▶ What to do
Write out the whole listing word for word.

▶ Structured figure records
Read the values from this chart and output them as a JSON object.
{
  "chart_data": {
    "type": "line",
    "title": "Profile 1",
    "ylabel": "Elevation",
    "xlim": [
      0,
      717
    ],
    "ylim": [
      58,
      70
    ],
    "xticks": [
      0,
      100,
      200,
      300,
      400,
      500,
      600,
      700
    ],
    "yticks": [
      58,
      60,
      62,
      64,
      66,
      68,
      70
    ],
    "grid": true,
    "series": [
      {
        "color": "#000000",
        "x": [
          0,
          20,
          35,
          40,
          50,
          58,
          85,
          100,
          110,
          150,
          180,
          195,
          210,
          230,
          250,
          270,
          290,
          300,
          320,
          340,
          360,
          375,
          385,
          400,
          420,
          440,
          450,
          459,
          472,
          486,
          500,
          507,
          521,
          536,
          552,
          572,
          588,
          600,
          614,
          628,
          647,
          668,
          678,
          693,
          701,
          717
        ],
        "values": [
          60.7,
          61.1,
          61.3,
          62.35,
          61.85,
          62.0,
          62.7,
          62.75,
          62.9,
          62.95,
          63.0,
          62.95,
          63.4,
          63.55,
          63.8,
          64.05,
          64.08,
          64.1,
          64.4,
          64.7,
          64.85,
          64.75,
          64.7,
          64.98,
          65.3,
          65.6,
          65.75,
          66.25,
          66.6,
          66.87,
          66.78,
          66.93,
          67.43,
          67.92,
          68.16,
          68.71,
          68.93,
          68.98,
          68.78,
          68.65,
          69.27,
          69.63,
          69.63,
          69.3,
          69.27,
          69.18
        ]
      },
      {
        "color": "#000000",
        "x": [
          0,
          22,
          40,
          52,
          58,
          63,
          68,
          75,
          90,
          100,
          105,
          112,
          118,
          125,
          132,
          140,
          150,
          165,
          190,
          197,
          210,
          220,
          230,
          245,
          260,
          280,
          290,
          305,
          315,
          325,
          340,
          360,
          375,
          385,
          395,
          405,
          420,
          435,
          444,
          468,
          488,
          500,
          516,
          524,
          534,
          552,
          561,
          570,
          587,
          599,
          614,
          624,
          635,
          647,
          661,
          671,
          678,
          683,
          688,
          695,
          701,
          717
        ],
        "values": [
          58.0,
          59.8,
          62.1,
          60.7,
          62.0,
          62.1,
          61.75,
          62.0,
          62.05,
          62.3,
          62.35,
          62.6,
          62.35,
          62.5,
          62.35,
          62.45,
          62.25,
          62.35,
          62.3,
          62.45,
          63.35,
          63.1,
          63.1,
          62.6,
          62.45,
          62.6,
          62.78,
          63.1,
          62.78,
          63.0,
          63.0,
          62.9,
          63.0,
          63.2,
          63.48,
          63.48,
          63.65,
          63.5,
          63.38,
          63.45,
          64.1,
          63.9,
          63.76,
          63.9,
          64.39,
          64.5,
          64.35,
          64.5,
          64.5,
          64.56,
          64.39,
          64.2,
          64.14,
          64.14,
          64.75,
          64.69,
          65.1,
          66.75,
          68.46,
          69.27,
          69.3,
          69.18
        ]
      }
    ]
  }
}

▶ Expected answer
Read the values from this chart and output them as a JSON object.
{
  "chart_data": {
    "type": "line",
    "title": "Profile 1",
    "ylabel": "Elevation",
    "xlim": [
      0,
      717
    ],
    "ylim": [
      58,
      70
    ],
    "xticks": [
      0,
      100,
      200,
      300,
      400,
      500,
      600,
      700
    ],
    "yticks": [
      58,
      60,
      62,
      64,
      66,
      68,
      70
    ],
    "grid": true,
    "series": [
      {
        "color": "#000000",
        "x": [
          0,
          20,
          35,
          40,
          50,
          58,
          85,
          100,
          110,
          150,
          180,
          195,
          210,
          230,
          250,
          270,
          290,
          300,
          320,
          340,
          360,
          375,
          385,
          400,
          420,
          440,
          450,
          459,
          472,
          486,
          500,
          507,
          521,
          536,
          552,
          572,
          588,
          600,
          614,
          628,
          647,
          668,
          678,
          693,
          701,
          717
        ],
        "values": [
          60.7,
          61.1,
          61.3,
          62.35,
          61.85,
          62.0,
          62.7,
          62.75,
          62.9,
          62.95,
          63.0,
          62.95,
          63.4,
          63.55,
          63.8,
          64.05,
          64.08,
          64.1,
          64.4,
          64.7,
          64.85,
          64.75,
          64.7,
          64.98,
          65.3,
          65.6,
          65.75,
          66.25,
          66.6,
          66.87,
          66.78,
          66.93,
          67.43,
          67.92,
          68.16,
          68.71,
          68.93,
          68.98,
          68.78,
          68.65,
          69.27,
          69.63,
          69.63,
          69.3,
          69.27,
          69.18
        ]
      },
      {
        "color": "#000000",
        "x": [
          0,
          22,
          40,
          52,
          58,
          63,
          68,
          75,
          90,
          100,
          105,
          112,
          118,
          125,
          132,
          140,
          150,
          165,
          190,
          197,
          210,
          220,
          230,
          245,
          260,
          280,
          290,
          305,
          315,
          325,
          340,
          360,
          375,
          385,
          395,
          405,
          420,
          435,
          444,
          468,
          488,
          500,
          516,
          524,
          534,
          552,
          561,
          570,
          587,
          599,
          614,
          624,
          635,
          647,
          661,
          671,
          678,
          683,
          688,
          695,
          701,
          717
        ],
        "values": [
          58.0,
          59.8,
          62.1,
          60.7,
          62.0,
          62.1,
          61.75,
          62.0,
          62.05,
          62.3,
          62.35,
          62.6,
          62.35,
          62.5,
          62.35,
          62.45,
          62.25,
          62.35,
          62.3,
          62.45,
          63.35,
          63.1,
          63.1,
          62.6,
          62.45,
          62.6,
          62.78,
          63.1,
          62.78,
          63.0,
          63.0,
          62.9,
          63.0,
          63.2,
          63.48,
          63.48,
          63.65,
          63.5,
          63.38,
          63.45,
          64.1,
          63.9,
          63.76,
          63.9,
          64.39,
          64.5,
          64.35,
          64.5,
          64.5,
          64.56,
          64.39,
          64.2,
          64.14,
          64.14,
          64.75,
          64.69,
          65.1,
          66.75,
          68.46,
          69.27,
          69.3,
          69.18
        ]
      }
    ]
  }
}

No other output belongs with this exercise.